■ **Supplied data**
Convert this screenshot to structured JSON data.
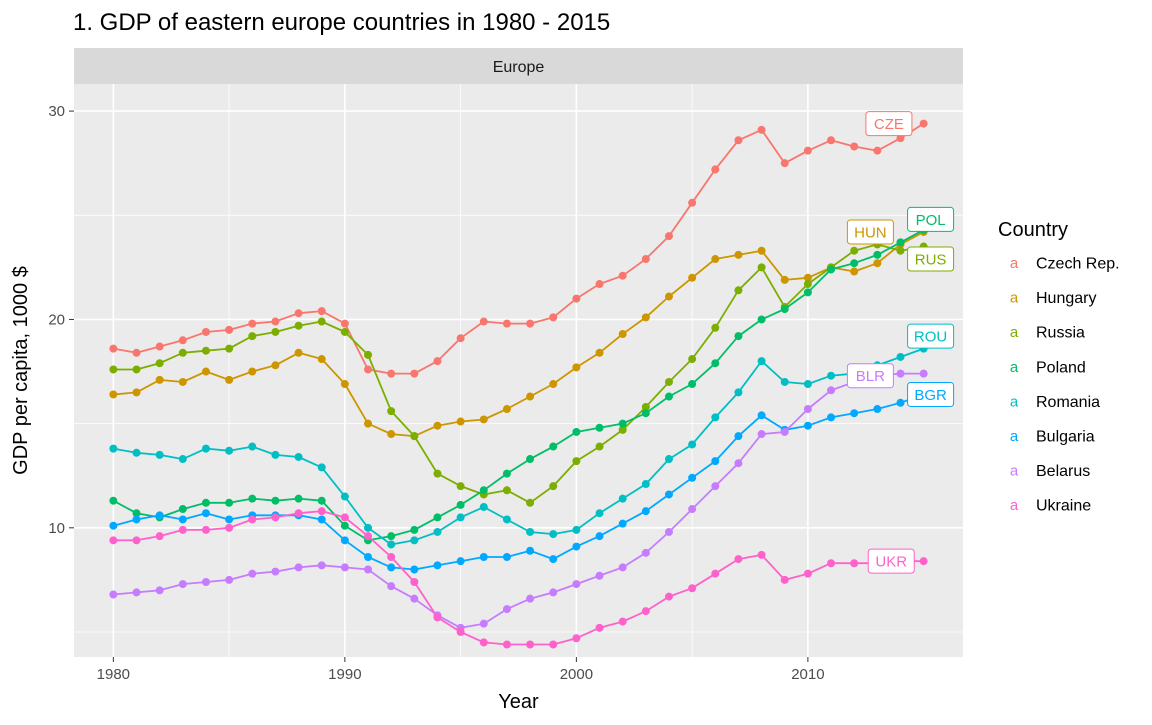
{
  "chart_data": {
    "type": "line",
    "title": "1. GDP of eastern europe countries in 1980 - 2015",
    "facet_label": "Europe",
    "xlabel": "Year",
    "ylabel": "GDP per capita, 1000 $",
    "xlim": [
      1978.3,
      2016.7
    ],
    "ylim": [
      3.8,
      31.3
    ],
    "x_ticks": [
      1980,
      1990,
      2000,
      2010
    ],
    "y_ticks": [
      10,
      20,
      30
    ],
    "legend_title": "Country",
    "legend_position": "right",
    "legend_key_symbol": "a",
    "grid": true,
    "x": [
      1980,
      1981,
      1982,
      1983,
      1984,
      1985,
      1986,
      1987,
      1988,
      1989,
      1990,
      1991,
      1992,
      1993,
      1994,
      1995,
      1996,
      1997,
      1998,
      1999,
      2000,
      2001,
      2002,
      2003,
      2004,
      2005,
      2006,
      2007,
      2008,
      2009,
      2010,
      2011,
      2012,
      2013,
      2014,
      2015
    ],
    "series": [
      {
        "name": "Czech Rep.",
        "code": "CZE",
        "color": "#F8766D",
        "values": [
          18.6,
          18.4,
          18.7,
          19.0,
          19.4,
          19.5,
          19.8,
          19.9,
          20.3,
          20.4,
          19.8,
          17.6,
          17.4,
          17.4,
          18.0,
          19.1,
          19.9,
          19.8,
          19.8,
          20.1,
          21.0,
          21.7,
          22.1,
          22.9,
          24.0,
          25.6,
          27.2,
          28.6,
          29.1,
          27.5,
          28.1,
          28.6,
          28.3,
          28.1,
          28.7,
          29.4
        ]
      },
      {
        "name": "Hungary",
        "code": "HUN",
        "color": "#CD9600",
        "values": [
          16.4,
          16.5,
          17.1,
          17.0,
          17.5,
          17.1,
          17.5,
          17.8,
          18.4,
          18.1,
          16.9,
          15.0,
          14.5,
          14.4,
          14.9,
          15.1,
          15.2,
          15.7,
          16.3,
          16.9,
          17.7,
          18.4,
          19.3,
          20.1,
          21.1,
          22.0,
          22.9,
          23.1,
          23.3,
          21.9,
          22.0,
          22.5,
          22.3,
          22.7,
          23.6,
          24.2
        ]
      },
      {
        "name": "Russia",
        "code": "RUS",
        "color": "#7CAE00",
        "values": [
          17.6,
          17.6,
          17.9,
          18.4,
          18.5,
          18.6,
          19.2,
          19.4,
          19.7,
          19.9,
          19.4,
          18.3,
          15.6,
          14.4,
          12.6,
          12.0,
          11.6,
          11.8,
          11.2,
          12.0,
          13.2,
          13.9,
          14.7,
          15.8,
          17.0,
          18.1,
          19.6,
          21.4,
          22.5,
          20.6,
          21.7,
          22.5,
          23.3,
          23.6,
          23.3,
          23.5
        ]
      },
      {
        "name": "Poland",
        "code": "POL",
        "color": "#00BE67",
        "values": [
          11.3,
          10.7,
          10.5,
          10.9,
          11.2,
          11.2,
          11.4,
          11.3,
          11.4,
          11.3,
          10.1,
          9.4,
          9.6,
          9.9,
          10.5,
          11.1,
          11.8,
          12.6,
          13.3,
          13.9,
          14.6,
          14.8,
          15.0,
          15.5,
          16.3,
          16.9,
          17.9,
          19.2,
          20.0,
          20.5,
          21.3,
          22.4,
          22.7,
          23.1,
          23.7,
          24.3
        ]
      },
      {
        "name": "Romania",
        "code": "ROU",
        "color": "#00BFC4",
        "values": [
          13.8,
          13.6,
          13.5,
          13.3,
          13.8,
          13.7,
          13.9,
          13.5,
          13.4,
          12.9,
          11.5,
          10.0,
          9.2,
          9.4,
          9.8,
          10.5,
          11.0,
          10.4,
          9.8,
          9.7,
          9.9,
          10.7,
          11.4,
          12.1,
          13.3,
          14.0,
          15.3,
          16.5,
          18.0,
          17.0,
          16.9,
          17.3,
          17.4,
          17.8,
          18.2,
          18.6
        ]
      },
      {
        "name": "Bulgaria",
        "code": "BGR",
        "color": "#00A9FF",
        "values": [
          10.1,
          10.4,
          10.6,
          10.4,
          10.7,
          10.4,
          10.6,
          10.6,
          10.6,
          10.4,
          9.4,
          8.6,
          8.1,
          8.0,
          8.2,
          8.4,
          8.6,
          8.6,
          8.9,
          8.5,
          9.1,
          9.6,
          10.2,
          10.8,
          11.6,
          12.4,
          13.2,
          14.4,
          15.4,
          14.7,
          14.9,
          15.3,
          15.5,
          15.7,
          16.0,
          16.4
        ]
      },
      {
        "name": "Belarus",
        "code": "BLR",
        "color": "#C77CFF",
        "values": [
          6.8,
          6.9,
          7.0,
          7.3,
          7.4,
          7.5,
          7.8,
          7.9,
          8.1,
          8.2,
          8.1,
          8.0,
          7.2,
          6.6,
          5.8,
          5.2,
          5.4,
          6.1,
          6.6,
          6.9,
          7.3,
          7.7,
          8.1,
          8.8,
          9.8,
          10.9,
          12.0,
          13.1,
          14.5,
          14.6,
          15.7,
          16.6,
          17.0,
          17.3,
          17.4,
          17.4
        ]
      },
      {
        "name": "Ukraine",
        "code": "UKR",
        "color": "#FF61CC",
        "values": [
          9.4,
          9.4,
          9.6,
          9.9,
          9.9,
          10.0,
          10.4,
          10.5,
          10.7,
          10.8,
          10.5,
          9.6,
          8.6,
          7.4,
          5.7,
          5.0,
          4.5,
          4.4,
          4.4,
          4.4,
          4.7,
          5.2,
          5.5,
          6.0,
          6.7,
          7.1,
          7.8,
          8.5,
          8.7,
          7.5,
          7.8,
          8.3,
          8.3,
          8.3,
          8.4,
          8.4
        ]
      }
    ]
  }
}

■ **Exercise goal**
Filter the records, keeping only lines that contain "color", and show those lines.

■ **Exercise answer**
        "color": "#F8766D",
        "color": "#CD9600",
        "color": "#7CAE00",
        "color": "#00BE67",
        "color": "#00BFC4",
        "color": "#00A9FF",
        "color": "#C77CFF",
        "color": "#FF61CC",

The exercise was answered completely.